[MATERIALS PROVIDED]
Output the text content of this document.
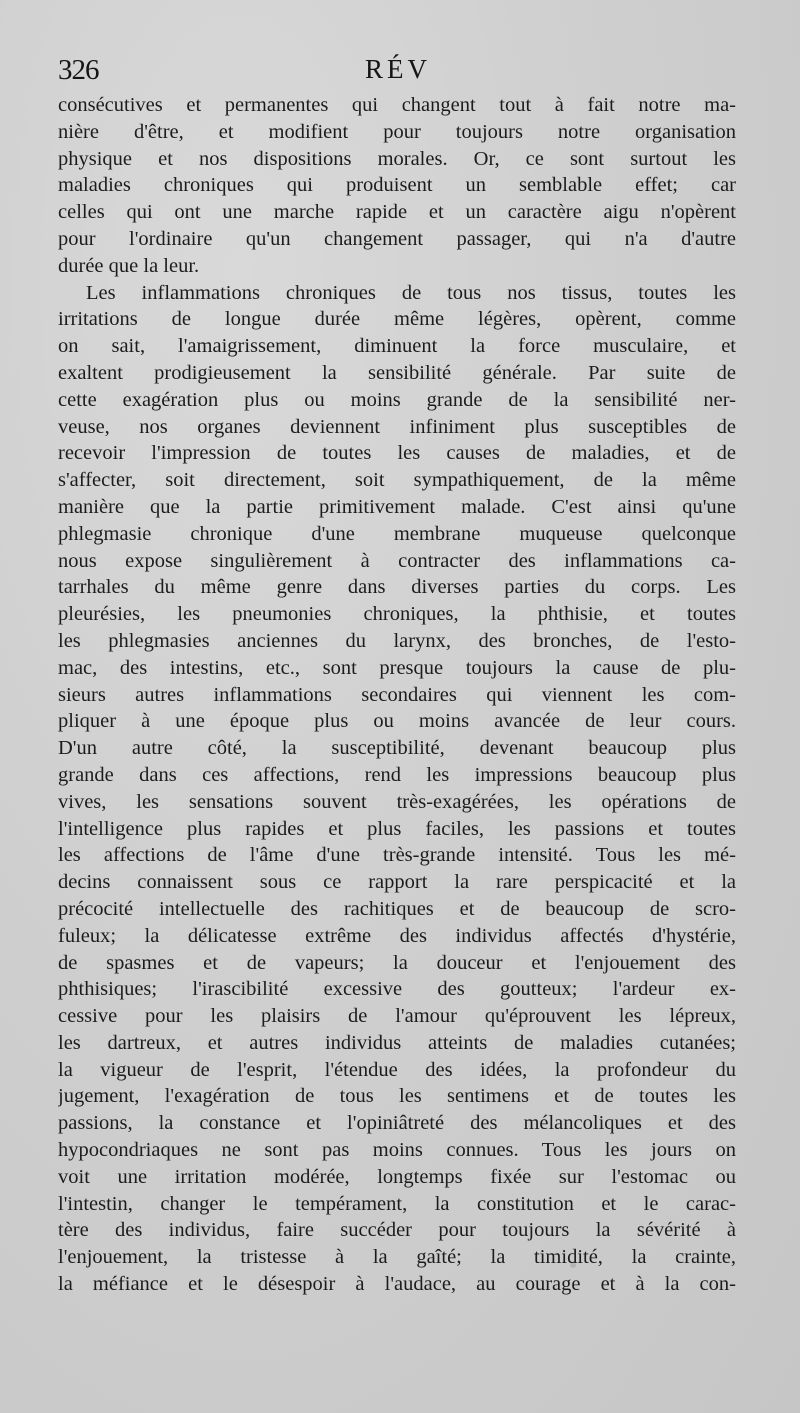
326	RÉV
consécutives et permanentes qui changent tout à fait notre ma-
nière d'être, et modifient pour toujours notre organisation
physique et nos dispositions morales. Or, ce sont surtout les
maladies chroniques qui produisent un semblable effet; car
celles qui ont une marche rapide et un caractère aigu n'opèrent
pour l'ordinaire qu'un changement passager, qui n'a d'autre
durée que la leur.
Les inflammations chroniques de tous nos tissus, toutes les
irritations de longue durée même légères, opèrent, comme
on sait, l'amaigrissement, diminuent la force musculaire, et
exaltent prodigieusement la sensibilité générale. Par suite de
cette exagération plus ou moins grande de la sensibilité ner-
veuse, nos organes deviennent infiniment plus susceptibles de
recevoir l'impression de toutes les causes de maladies, et de
s'affecter, soit directement, soit sympathiquement, de la même
manière que la partie primitivement malade. C'est ainsi qu'une
phlegmasie chronique d'une membrane muqueuse quelconque
nous expose singulièrement à contracter des inflammations ca-
tarrhales du même genre dans diverses parties du corps. Les
pleurésies, les pneumonies chroniques, la phthisie, et toutes
les phlegmasies anciennes du larynx, des bronches, de l'esto-
mac, des intestins, etc., sont presque toujours la cause de plu-
sieurs autres inflammations secondaires qui viennent les com-
pliquer à une époque plus ou moins avancée de leur cours.
D'un autre côté, la susceptibilité, devenant beaucoup plus
grande dans ces affections, rend les impressions beaucoup plus
vives, les sensations souvent très-exagérées, les opérations de
l'intelligence plus rapides et plus faciles, les passions et toutes
les affections de l'âme d'une très-grande intensité. Tous les mé-
decins connaissent sous ce rapport la rare perspicacité et la
précocité intellectuelle des rachitiques et de beaucoup de scro-
fuleux; la délicatesse extrême des individus affectés d'hystérie,
de spasmes et de vapeurs; la douceur et l'enjouement des
phthisiques; l'irascibilité excessive des goutteux; l'ardeur ex-
cessive pour les plaisirs de l'amour qu'éprouvent les lépreux,
les dartreux, et autres individus atteints de maladies cutanées;
la vigueur de l'esprit, l'étendue des idées, la profondeur du
jugement, l'exagération de tous les sentimens et de toutes les
passions, la constance et l'opiniâtreté des mélancoliques et des
hypocondriaques ne sont pas moins connues. Tous les jours on
voit une irritation modérée, longtemps fixée sur l'estomac ou
l'intestin, changer le tempérament, la constitution et le carac-
tère des individus, faire succéder pour toujours la sévérité à
l'enjouement, la tristesse à la gaîté; la timidité, la crainte,
la méfiance et le désespoir à l'audace, au courage et à la con-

[REQUEST]
From the records above, pull out every line containing the word "très".

[WRITTEN SOLUTION]
vives, les sensations souvent très-exagérées, les opérations de
les affections de l'âme d'une très-grande intensité. Tous les mé-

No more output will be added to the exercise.